SHORT EXERCISE » Leaving out the pictures, transcribe all of the records faithfully.

— Begin PROVIDED DATA —

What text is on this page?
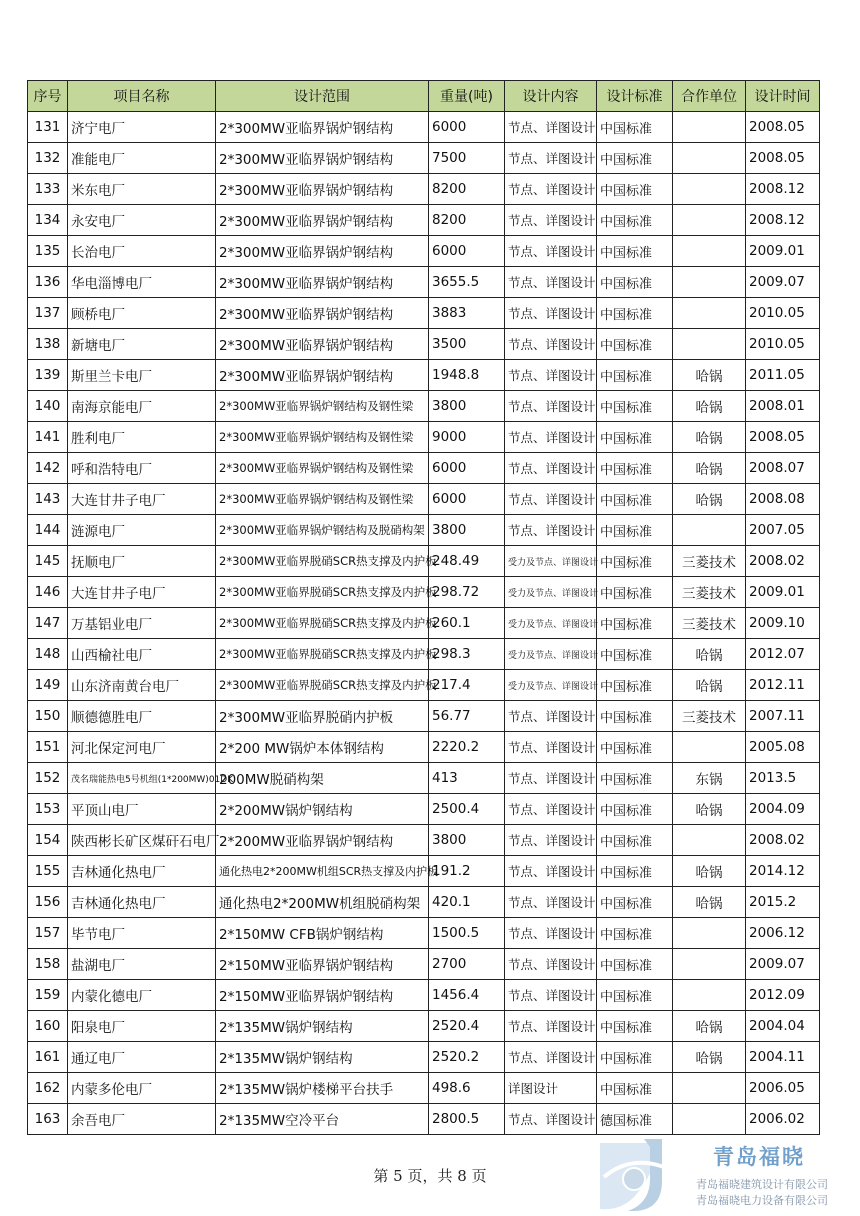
序号	项目名称	设计范围	重量(吨)	设计内容	设计标准	合作单位	设计时间
131	济宁电厂	2*300MW亚临界锅炉钢结构	6000	节点、详图设计	中国标准		2008.05
132	准能电厂	2*300MW亚临界锅炉钢结构	7500	节点、详图设计	中国标准		2008.05
133	米东电厂	2*300MW亚临界锅炉钢结构	8200	节点、详图设计	中国标准		2008.12
134	永安电厂	2*300MW亚临界锅炉钢结构	8200	节点、详图设计	中国标准		2008.12
135	长治电厂	2*300MW亚临界锅炉钢结构	6000	节点、详图设计	中国标准		2009.01
136	华电淄博电厂	2*300MW亚临界锅炉钢结构	3655.5	节点、详图设计	中国标准		2009.07
137	顾桥电厂	2*300MW亚临界锅炉钢结构	3883	节点、详图设计	中国标准		2010.05
138	新塘电厂	2*300MW亚临界锅炉钢结构	3500	节点、详图设计	中国标准		2010.05
139	斯里兰卡电厂	2*300MW亚临界锅炉钢结构	1948.8	节点、详图设计	中国标准	哈锅	2011.05
140	南海京能电厂	2*300MW亚临界锅炉钢结构及钢性梁	3800	节点、详图设计	中国标准	哈锅	2008.01
141	胜利电厂	2*300MW亚临界锅炉钢结构及钢性梁	9000	节点、详图设计	中国标准	哈锅	2008.05
142	呼和浩特电厂	2*300MW亚临界锅炉钢结构及钢性梁	6000	节点、详图设计	中国标准	哈锅	2008.07
143	大连甘井子电厂	2*300MW亚临界锅炉钢结构及钢性梁	6000	节点、详图设计	中国标准	哈锅	2008.08
144	涟源电厂	2*300MW亚临界锅炉钢结构及脱硝构架	3800	节点、详图设计	中国标准		2007.05
145	抚顺电厂	2*300MW亚临界脱硝SCR热支撑及内护板	248.49	受力及节点、详图设计	中国标准	三菱技术	2008.02
146	大连甘井子电厂	2*300MW亚临界脱硝SCR热支撑及内护板	298.72	受力及节点、详图设计	中国标准	三菱技术	2009.01
147	万基铝业电厂	2*300MW亚临界脱硝SCR热支撑及内护板	260.1	受力及节点、详图设计	中国标准	三菱技术	2009.10
148	山西榆社电厂	2*300MW亚临界脱硝SCR热支撑及内护板	298.3	受力及节点、详图设计	中国标准	哈锅	2012.07
149	山东济南黄台电厂	2*300MW亚临界脱硝SCR热支撑及内护板	217.4	受力及节点、详图设计	中国标准	哈锅	2012.11
150	顺德德胜电厂	2*300MW亚临界脱硝内护板	56.77	节点、详图设计	中国标准	三菱技术	2007.11
151	河北保定河电厂	2*200 MW锅炉本体钢结构	2220.2	节点、详图设计	中国标准		2005.08
152	茂名瑞能热电5号机组(1*200MW)01DK	200MW脱硝构架	413	节点、详图设计	中国标准	东锅	2013.5
153	平顶山电厂	2*200MW锅炉钢结构	2500.4	节点、详图设计	中国标准	哈锅	2004.09
154	陕西彬长矿区煤矸石电厂	2*200MW亚临界锅炉钢结构	3800	节点、详图设计	中国标准		2008.02
155	吉林通化热电厂	通化热电2*200MW机组SCR热支撑及内护板	191.2	节点、详图设计	中国标准	哈锅	2014.12
156	吉林通化热电厂	通化热电2*200MW机组脱硝构架	420.1	节点、详图设计	中国标准	哈锅	2015.2
157	毕节电厂	2*150MW CFB锅炉钢结构	1500.5	节点、详图设计	中国标准		2006.12
158	盐湖电厂	2*150MW亚临界锅炉钢结构	2700	节点、详图设计	中国标准		2009.07
159	内蒙化德电厂	2*150MW亚临界锅炉钢结构	1456.4	节点、详图设计	中国标准		2012.09
160	阳泉电厂	2*135MW锅炉钢结构	2520.4	节点、详图设计	中国标准	哈锅	2004.04
161	通辽电厂	2*135MW锅炉钢结构	2520.2	节点、详图设计	中国标准	哈锅	2004.11
162	内蒙多伦电厂	2*135MW锅炉楼梯平台扶手	498.6	详图设计	中国标准		2006.05
163	余吾电厂	2*135MW空冷平台	2800.5	节点、详图设计	德国标准		2006.02
第 5 页，共 8 页
青岛福晓
青岛福晓建筑设计有限公司
青岛福晓电力设备有限公司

— End PROVIDED DATA —

TASK RESULT »
What text is on this page?
序号	项目名称	设计范围	重量(吨)	设计内容	设计标准	合作单位	设计时间
131	济宁电厂	2*300MW亚临界锅炉钢结构	6000	节点、详图设计	中国标准		2008.05
132	准能电厂	2*300MW亚临界锅炉钢结构	7500	节点、详图设计	中国标准		2008.05
133	米东电厂	2*300MW亚临界锅炉钢结构	8200	节点、详图设计	中国标准		2008.12
134	永安电厂	2*300MW亚临界锅炉钢结构	8200	节点、详图设计	中国标准		2008.12
135	长治电厂	2*300MW亚临界锅炉钢结构	6000	节点、详图设计	中国标准		2009.01
136	华电淄博电厂	2*300MW亚临界锅炉钢结构	3655.5	节点、详图设计	中国标准		2009.07
137	顾桥电厂	2*300MW亚临界锅炉钢结构	3883	节点、详图设计	中国标准		2010.05
138	新塘电厂	2*300MW亚临界锅炉钢结构	3500	节点、详图设计	中国标准		2010.05
139	斯里兰卡电厂	2*300MW亚临界锅炉钢结构	1948.8	节点、详图设计	中国标准	哈锅	2011.05
140	南海京能电厂	2*300MW亚临界锅炉钢结构及钢性梁	3800	节点、详图设计	中国标准	哈锅	2008.01
141	胜利电厂	2*300MW亚临界锅炉钢结构及钢性梁	9000	节点、详图设计	中国标准	哈锅	2008.05
142	呼和浩特电厂	2*300MW亚临界锅炉钢结构及钢性梁	6000	节点、详图设计	中国标准	哈锅	2008.07
143	大连甘井子电厂	2*300MW亚临界锅炉钢结构及钢性梁	6000	节点、详图设计	中国标准	哈锅	2008.08
144	涟源电厂	2*300MW亚临界锅炉钢结构及脱硝构架	3800	节点、详图设计	中国标准		2007.05
145	抚顺电厂	2*300MW亚临界脱硝SCR热支撑及内护板	248.49	受力及节点、详图设计	中国标准	三菱技术	2008.02
146	大连甘井子电厂	2*300MW亚临界脱硝SCR热支撑及内护板	298.72	受力及节点、详图设计	中国标准	三菱技术	2009.01
147	万基铝业电厂	2*300MW亚临界脱硝SCR热支撑及内护板	260.1	受力及节点、详图设计	中国标准	三菱技术	2009.10
148	山西榆社电厂	2*300MW亚临界脱硝SCR热支撑及内护板	298.3	受力及节点、详图设计	中国标准	哈锅	2012.07
149	山东济南黄台电厂	2*300MW亚临界脱硝SCR热支撑及内护板	217.4	受力及节点、详图设计	中国标准	哈锅	2012.11
150	顺德德胜电厂	2*300MW亚临界脱硝内护板	56.77	节点、详图设计	中国标准	三菱技术	2007.11
151	河北保定河电厂	2*200 MW锅炉本体钢结构	2220.2	节点、详图设计	中国标准		2005.08
152	茂名瑞能热电5号机组(1*200MW)01DK	200MW脱硝构架	413	节点、详图设计	中国标准	东锅	2013.5
153	平顶山电厂	2*200MW锅炉钢结构	2500.4	节点、详图设计	中国标准	哈锅	2004.09
154	陕西彬长矿区煤矸石电厂	2*200MW亚临界锅炉钢结构	3800	节点、详图设计	中国标准		2008.02
155	吉林通化热电厂	通化热电2*200MW机组SCR热支撑及内护板	191.2	节点、详图设计	中国标准	哈锅	2014.12
156	吉林通化热电厂	通化热电2*200MW机组脱硝构架	420.1	节点、详图设计	中国标准	哈锅	2015.2
157	毕节电厂	2*150MW CFB锅炉钢结构	1500.5	节点、详图设计	中国标准		2006.12
158	盐湖电厂	2*150MW亚临界锅炉钢结构	2700	节点、详图设计	中国标准		2009.07
159	内蒙化德电厂	2*150MW亚临界锅炉钢结构	1456.4	节点、详图设计	中国标准		2012.09
160	阳泉电厂	2*135MW锅炉钢结构	2520.4	节点、详图设计	中国标准	哈锅	2004.04
161	通辽电厂	2*135MW锅炉钢结构	2520.2	节点、详图设计	中国标准	哈锅	2004.11
162	内蒙多伦电厂	2*135MW锅炉楼梯平台扶手	498.6	详图设计	中国标准		2006.05
163	余吾电厂	2*135MW空冷平台	2800.5	节点、详图设计	德国标准		2006.02
第 5 页，共 8 页
青岛福晓
青岛福晓建筑设计有限公司
青岛福晓电力设备有限公司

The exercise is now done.